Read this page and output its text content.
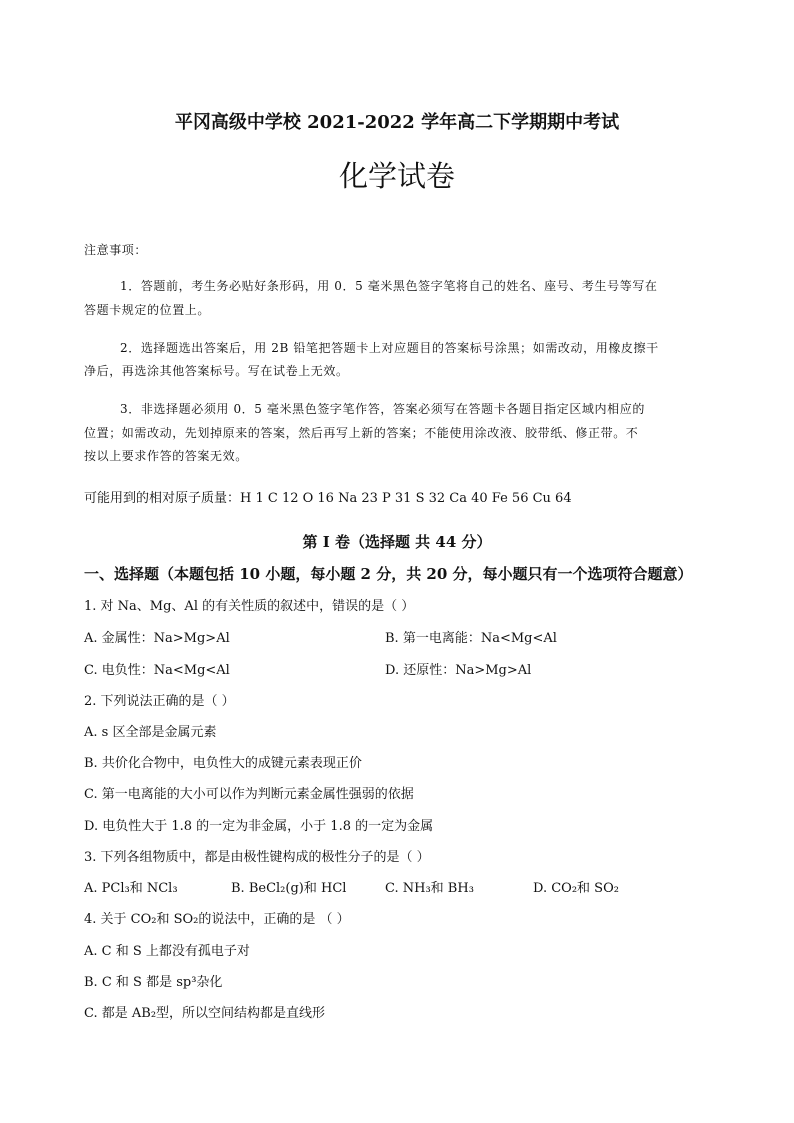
平冈高级中学校 2021-2022 学年高二下学期期中考试
化学试卷
注意事项：
1．答题前，考生务必贴好条形码，用 0．5 毫米黑色签字笔将自己的姓名、座号、考生号等写在
答题卡规定的位置上。
2．选择题选出答案后，用 2B 铅笔把答题卡上对应题目的答案标号涂黑；如需改动，用橡皮擦干
净后，再选涂其他答案标号。写在试卷上无效。
3．非选择题必须用 0．5 毫米黑色签字笔作答，答案必须写在答题卡各题目指定区域内相应的
位置；如需改动，先划掉原来的答案，然后再写上新的答案；不能使用涂改液、胶带纸、修正带。不
按以上要求作答的答案无效。
可能用到的相对原子质量：H 1 C 12 O 16 Na 23 P 31 S 32 Ca 40 Fe 56 Cu 64
第 I 卷（选择题 共 44 分）
一、选择题（本题包括 10 小题，每小题 2 分，共 20 分，每小题只有一个选项符合题意）
1. 对 Na、Mg、Al 的有关性质的叙述中，错误的是（ ）
A. 金属性：Na>Mg>Al	B. 第一电离能：Na<Mg<Al
C. 电负性：Na<Mg<Al	D. 还原性：Na>Mg>Al
2. 下列说法正确的是（ ）
A. s 区全部是金属元素
B. 共价化合物中，电负性大的成键元素表现正价
C. 第一电离能的大小可以作为判断元素金属性强弱的依据
D. 电负性大于 1.8 的一定为非金属，小于 1.8 的一定为金属
3. 下列各组物质中，都是由极性键构成的极性分子的是（ ）
A. PCl₃和 NCl₃	B. BeCl₂(g)和 HCl	C. NH₃和 BH₃	D. CO₂和 SO₂
4. 关于 CO₂和 SO₂的说法中，正确的是 （ ）
A. C 和 S 上都没有孤电子对
B. C 和 S 都是 sp³杂化
C. 都是 AB₂型，所以空间结构都是直线形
####################
> [Task to carry out] Every record is to be reproduced exactly, with no pictures included.

> [Reply]
Read this page and output its text content.
平冈高级中学校 2021-2022 学年高二下学期期中考试
化学试卷
注意事项：
1．答题前，考生务必贴好条形码，用 0．5 毫米黑色签字笔将自己的姓名、座号、考生号等写在
答题卡规定的位置上。
2．选择题选出答案后，用 2B 铅笔把答题卡上对应题目的答案标号涂黑；如需改动，用橡皮擦干
净后，再选涂其他答案标号。写在试卷上无效。
3．非选择题必须用 0．5 毫米黑色签字笔作答，答案必须写在答题卡各题目指定区域内相应的
位置；如需改动，先划掉原来的答案，然后再写上新的答案；不能使用涂改液、胶带纸、修正带。不
按以上要求作答的答案无效。
可能用到的相对原子质量：H 1 C 12 O 16 Na 23 P 31 S 32 Ca 40 Fe 56 Cu 64
第 I 卷（选择题 共 44 分）
一、选择题（本题包括 10 小题，每小题 2 分，共 20 分，每小题只有一个选项符合题意）
1. 对 Na、Mg、Al 的有关性质的叙述中，错误的是（ ）
A. 金属性：Na>Mg>Al	B. 第一电离能：Na<Mg<Al
C. 电负性：Na<Mg<Al	D. 还原性：Na>Mg>Al
2. 下列说法正确的是（ ）
A. s 区全部是金属元素
B. 共价化合物中，电负性大的成键元素表现正价
C. 第一电离能的大小可以作为判断元素金属性强弱的依据
D. 电负性大于 1.8 的一定为非金属，小于 1.8 的一定为金属
3. 下列各组物质中，都是由极性键构成的极性分子的是（ ）
A. PCl₃和 NCl₃	B. BeCl₂(g)和 HCl	C. NH₃和 BH₃	D. CO₂和 SO₂
4. 关于 CO₂和 SO₂的说法中，正确的是 （ ）
A. C 和 S 上都没有孤电子对
B. C 和 S 都是 sp³杂化
C. 都是 AB₂型，所以空间结构都是直线形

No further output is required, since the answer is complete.